*Exercício A*. De acordo com o texto sobre animação japonesa, em que década começou a globalização do anime?
*Exercício B*. No texto sobre animação japonesa, troque "público" por "espectador" e reescreva a passagem de "A animação japonesa moderna" até "e histórias cativantes.", inclusive.

A Indústria de Animação Japonesa de Hoje Tem Algum Sucesso que Não Deve ser Ignorado

A animação japonesa moderna tem sido reconhecida por seu trabalho notável em avançar a animação 2-D para seus picos mais altos. Os poucos estúdios cujo trabalho foi reconhecido pelos críticos são Studio Chizu, CoMix Wave e Madhouse; este último fez mais anime de TV e filmes de anime de TV do que filmes originais de longa-metragem. Entre esses filmes icônicos, há alguns feitos com um público mais velho em mente.

Os filmes As Crianças Lobo, Sabores da Juventude, Perfect Blue, Tokyo Godfathers, e Paprika são filmes que poucas crianças podem realmente apreciar e entender completamente. Os três últimos são os filmes mais maduros, mas como são dos anos 90 e início dos anos 2000, já saíram da categoria de “modernos”. Os filmes mais recentes são todos direcionados para um público mais jovem, mas ainda são admiráveis em sua bela animação e histórias cativantes.

Por mais bem-sucedidos que esses filmes tenham sido, a animação japonesa se tornou muito mais famosa por suas séries de anime de televisão. Desde sua globalização na década de 1960, o anime se tornou um fenômeno mundial. Hoje, quase todas as nações têm um número significativo de espectadores de anime, com a maior concentração de fãs na China, Iêmen, República Centro-Africana, Egito e Finlândia. O anime tem se tornado cada vez mais popular ao longo dos últimos anos, mas não muitos animes receberam o mesmo reconhecimento que Ghibli conquistou. Isso se deve à saturação da indústria com tropos repetidos e à rara qualidade de boa animação.

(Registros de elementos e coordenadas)
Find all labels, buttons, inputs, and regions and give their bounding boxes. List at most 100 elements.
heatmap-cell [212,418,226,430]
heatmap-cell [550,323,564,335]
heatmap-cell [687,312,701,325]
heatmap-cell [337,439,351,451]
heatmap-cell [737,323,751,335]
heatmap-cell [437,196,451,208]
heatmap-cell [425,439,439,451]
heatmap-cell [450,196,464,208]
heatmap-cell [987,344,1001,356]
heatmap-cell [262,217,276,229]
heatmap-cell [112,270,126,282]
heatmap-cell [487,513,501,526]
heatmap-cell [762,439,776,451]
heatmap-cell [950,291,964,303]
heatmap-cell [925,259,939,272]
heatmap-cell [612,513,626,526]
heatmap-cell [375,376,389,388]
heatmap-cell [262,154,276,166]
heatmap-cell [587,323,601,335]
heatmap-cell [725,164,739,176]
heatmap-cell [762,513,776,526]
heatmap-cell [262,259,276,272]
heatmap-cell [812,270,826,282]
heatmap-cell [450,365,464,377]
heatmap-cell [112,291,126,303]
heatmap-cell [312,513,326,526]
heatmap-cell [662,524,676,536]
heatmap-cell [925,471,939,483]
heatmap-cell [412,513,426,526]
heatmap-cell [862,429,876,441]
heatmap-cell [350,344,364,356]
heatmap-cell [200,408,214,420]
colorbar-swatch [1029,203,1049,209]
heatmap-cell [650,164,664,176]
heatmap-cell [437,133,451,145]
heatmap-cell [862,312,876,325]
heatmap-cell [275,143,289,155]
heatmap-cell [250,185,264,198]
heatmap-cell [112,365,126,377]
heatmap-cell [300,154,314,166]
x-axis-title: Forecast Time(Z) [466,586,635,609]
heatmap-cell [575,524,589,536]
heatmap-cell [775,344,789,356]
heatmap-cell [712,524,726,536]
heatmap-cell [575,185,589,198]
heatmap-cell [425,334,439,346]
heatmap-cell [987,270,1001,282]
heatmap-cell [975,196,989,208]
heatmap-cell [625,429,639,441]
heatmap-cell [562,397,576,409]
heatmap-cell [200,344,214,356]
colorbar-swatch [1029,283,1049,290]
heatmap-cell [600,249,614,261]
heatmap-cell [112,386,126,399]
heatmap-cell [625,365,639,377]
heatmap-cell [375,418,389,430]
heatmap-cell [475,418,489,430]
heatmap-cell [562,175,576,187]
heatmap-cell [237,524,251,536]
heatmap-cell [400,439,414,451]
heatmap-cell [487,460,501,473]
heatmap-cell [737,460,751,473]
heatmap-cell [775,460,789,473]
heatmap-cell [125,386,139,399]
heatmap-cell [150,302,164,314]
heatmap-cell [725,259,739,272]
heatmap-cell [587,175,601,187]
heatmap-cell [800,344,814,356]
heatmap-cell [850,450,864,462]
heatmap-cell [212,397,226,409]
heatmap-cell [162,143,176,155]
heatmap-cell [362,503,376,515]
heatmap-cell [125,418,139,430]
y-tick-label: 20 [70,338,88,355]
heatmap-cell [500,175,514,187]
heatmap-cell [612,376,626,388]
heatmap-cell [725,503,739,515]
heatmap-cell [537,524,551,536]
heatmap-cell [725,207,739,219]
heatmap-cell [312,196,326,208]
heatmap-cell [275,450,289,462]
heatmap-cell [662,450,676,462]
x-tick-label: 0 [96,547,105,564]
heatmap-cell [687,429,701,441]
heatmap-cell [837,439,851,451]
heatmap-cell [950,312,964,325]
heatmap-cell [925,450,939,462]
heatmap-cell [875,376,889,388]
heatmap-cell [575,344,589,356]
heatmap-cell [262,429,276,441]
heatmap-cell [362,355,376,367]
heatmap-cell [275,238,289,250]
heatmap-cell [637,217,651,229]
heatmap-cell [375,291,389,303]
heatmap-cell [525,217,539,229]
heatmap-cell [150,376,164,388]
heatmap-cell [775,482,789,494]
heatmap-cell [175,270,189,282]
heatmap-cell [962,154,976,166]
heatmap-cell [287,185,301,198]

*Resposta completa A*. Na década de 1960.

*Resposta completa B*.
A animação japonesa moderna tem sido reconhecida por seu trabalho notável em avançar a animação 2-D para seus picos mais altos. Os poucos estúdios cujo trabalho foi reconhecido pelos críticos são Studio Chizu, CoMix Wave e Madhouse; este último fez mais anime de TV e filmes de anime de TV do que filmes originais de longa-metragem. Entre esses filmes icônicos, há alguns feitos com um espectador mais velho em mente.

Os filmes As Crianças Lobo, Sabores da Juventude, Perfect Blue, Tokyo Godfathers, e Paprika são filmes que poucas crianças podem realmente apreciar e entender completamente. Os três últimos são os filmes mais maduros, mas como são dos anos 90 e início dos anos 2000, já saíram da categoria de “modernos”. Os filmes mais recentes são todos direcionados para um espectador mais jovem, mas ainda são admiráveis em sua bela animação e histórias cativantes.